Write out all the material exactly. Leave nothing out.
==== INPUT DATA ====
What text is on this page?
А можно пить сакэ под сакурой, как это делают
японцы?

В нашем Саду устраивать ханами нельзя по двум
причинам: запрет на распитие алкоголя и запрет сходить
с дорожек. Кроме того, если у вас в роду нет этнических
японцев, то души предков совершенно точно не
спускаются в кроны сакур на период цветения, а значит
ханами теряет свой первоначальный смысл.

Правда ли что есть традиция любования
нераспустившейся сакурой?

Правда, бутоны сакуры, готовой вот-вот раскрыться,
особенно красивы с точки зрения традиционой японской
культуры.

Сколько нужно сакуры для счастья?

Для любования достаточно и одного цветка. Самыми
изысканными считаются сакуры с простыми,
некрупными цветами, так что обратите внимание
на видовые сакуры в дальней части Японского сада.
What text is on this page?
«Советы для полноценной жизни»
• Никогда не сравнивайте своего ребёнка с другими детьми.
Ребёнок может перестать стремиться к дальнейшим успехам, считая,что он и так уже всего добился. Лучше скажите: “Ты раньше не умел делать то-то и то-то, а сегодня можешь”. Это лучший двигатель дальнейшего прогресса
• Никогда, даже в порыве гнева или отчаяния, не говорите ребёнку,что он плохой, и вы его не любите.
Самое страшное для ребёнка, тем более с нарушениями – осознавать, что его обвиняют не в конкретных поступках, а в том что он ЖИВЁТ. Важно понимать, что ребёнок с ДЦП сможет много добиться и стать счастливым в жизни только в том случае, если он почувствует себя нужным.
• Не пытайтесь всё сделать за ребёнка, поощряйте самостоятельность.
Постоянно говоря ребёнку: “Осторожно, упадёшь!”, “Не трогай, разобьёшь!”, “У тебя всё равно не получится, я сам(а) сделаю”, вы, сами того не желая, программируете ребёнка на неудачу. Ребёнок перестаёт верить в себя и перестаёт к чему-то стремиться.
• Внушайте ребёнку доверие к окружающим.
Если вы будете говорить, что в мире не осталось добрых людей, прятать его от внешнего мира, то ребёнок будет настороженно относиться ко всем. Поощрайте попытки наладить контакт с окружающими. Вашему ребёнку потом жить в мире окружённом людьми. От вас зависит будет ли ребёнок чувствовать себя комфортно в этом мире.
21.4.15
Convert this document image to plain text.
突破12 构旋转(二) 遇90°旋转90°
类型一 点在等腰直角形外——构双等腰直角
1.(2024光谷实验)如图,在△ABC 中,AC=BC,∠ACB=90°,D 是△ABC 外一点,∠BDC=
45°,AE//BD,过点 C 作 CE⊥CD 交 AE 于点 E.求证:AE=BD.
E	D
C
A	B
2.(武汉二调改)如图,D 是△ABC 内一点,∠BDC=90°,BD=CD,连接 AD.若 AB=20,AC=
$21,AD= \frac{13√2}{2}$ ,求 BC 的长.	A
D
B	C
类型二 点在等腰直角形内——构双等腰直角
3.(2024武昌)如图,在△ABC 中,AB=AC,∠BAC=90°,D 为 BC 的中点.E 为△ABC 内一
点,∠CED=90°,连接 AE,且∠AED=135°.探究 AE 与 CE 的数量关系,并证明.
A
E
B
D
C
====
**COMPLETE RESPONSE**
What text is on this page?
А можно пить сакэ под сакурой, как это делают
японцы?

В нашем Саду устраивать ханами нельзя по двум
причинам: запрет на распитие алкоголя и запрет сходить
с дорожек. Кроме того, если у вас в роду нет этнических
японцев, то души предков совершенно точно не
спускаются в кроны сакур на период цветения, а значит
ханами теряет свой первоначальный смысл.

Правда ли что есть традиция любования
нераспустившейся сакурой?

Правда, бутоны сакуры, готовой вот-вот раскрыться,
особенно красивы с точки зрения традиционой японской
культуры.

Сколько нужно сакуры для счастья?

Для любования достаточно и одного цветка. Самыми
изысканными считаются сакуры с простыми,
некрупными цветами, так что обратите внимание
на видовые сакуры в дальней части Японского сада.
What text is on this page?
«Советы для полноценной жизни»
• Никогда не сравнивайте своего ребёнка с другими детьми.
Ребёнок может перестать стремиться к дальнейшим успехам, считая,что он и так уже всего добился. Лучше скажите: “Ты раньше не умел делать то-то и то-то, а сегодня можешь”. Это лучший двигатель дальнейшего прогресса
• Никогда, даже в порыве гнева или отчаяния, не говорите ребёнку,что он плохой, и вы его не любите.
Самое страшное для ребёнка, тем более с нарушениями – осознавать, что его обвиняют не в конкретных поступках, а в том что он ЖИВЁТ. Важно понимать, что ребёнок с ДЦП сможет много добиться и стать счастливым в жизни только в том случае, если он почувствует себя нужным.
• Не пытайтесь всё сделать за ребёнка, поощряйте самостоятельность.
Постоянно говоря ребёнку: “Осторожно, упадёшь!”, “Не трогай, разобьёшь!”, “У тебя всё равно не получится, я сам(а) сделаю”, вы, сами того не желая, программируете ребёнка на неудачу. Ребёнок перестаёт верить в себя и перестаёт к чему-то стремиться.
• Внушайте ребёнку доверие к окружающим.
Если вы будете говорить, что в мире не осталось добрых людей, прятать его от внешнего мира, то ребёнок будет настороженно относиться ко всем. Поощрайте попытки наладить контакт с окружающими. Вашему ребёнку потом жить в мире окружённом людьми. От вас зависит будет ли ребёнок чувствовать себя комфортно в этом мире.
21.4.15
Convert this document image to plain text.
突破12 构旋转(二) 遇90°旋转90°
类型一 点在等腰直角形外——构双等腰直角
1.(2024光谷实验)如图,在△ABC 中,AC=BC,∠ACB=90°,D 是△ABC 外一点,∠BDC=
45°,AE//BD,过点 C 作 CE⊥CD 交 AE 于点 E.求证:AE=BD.
E	D
C
A	B
2.(武汉二调改)如图,D 是△ABC 内一点,∠BDC=90°,BD=CD,连接 AD.若 AB=20,AC=
$21,AD= \frac{13√2}{2}$ ,求 BC 的长.	A
D
B	C
类型二 点在等腰直角形内——构双等腰直角
3.(2024武昌)如图,在△ABC 中,AB=AC,∠BAC=90°,D 为 BC 的中点.E 为△ABC 内一
点,∠CED=90°,连接 AE,且∠AED=135°.探究 AE 与 CE 的数量关系,并证明.
A
E
B
D
C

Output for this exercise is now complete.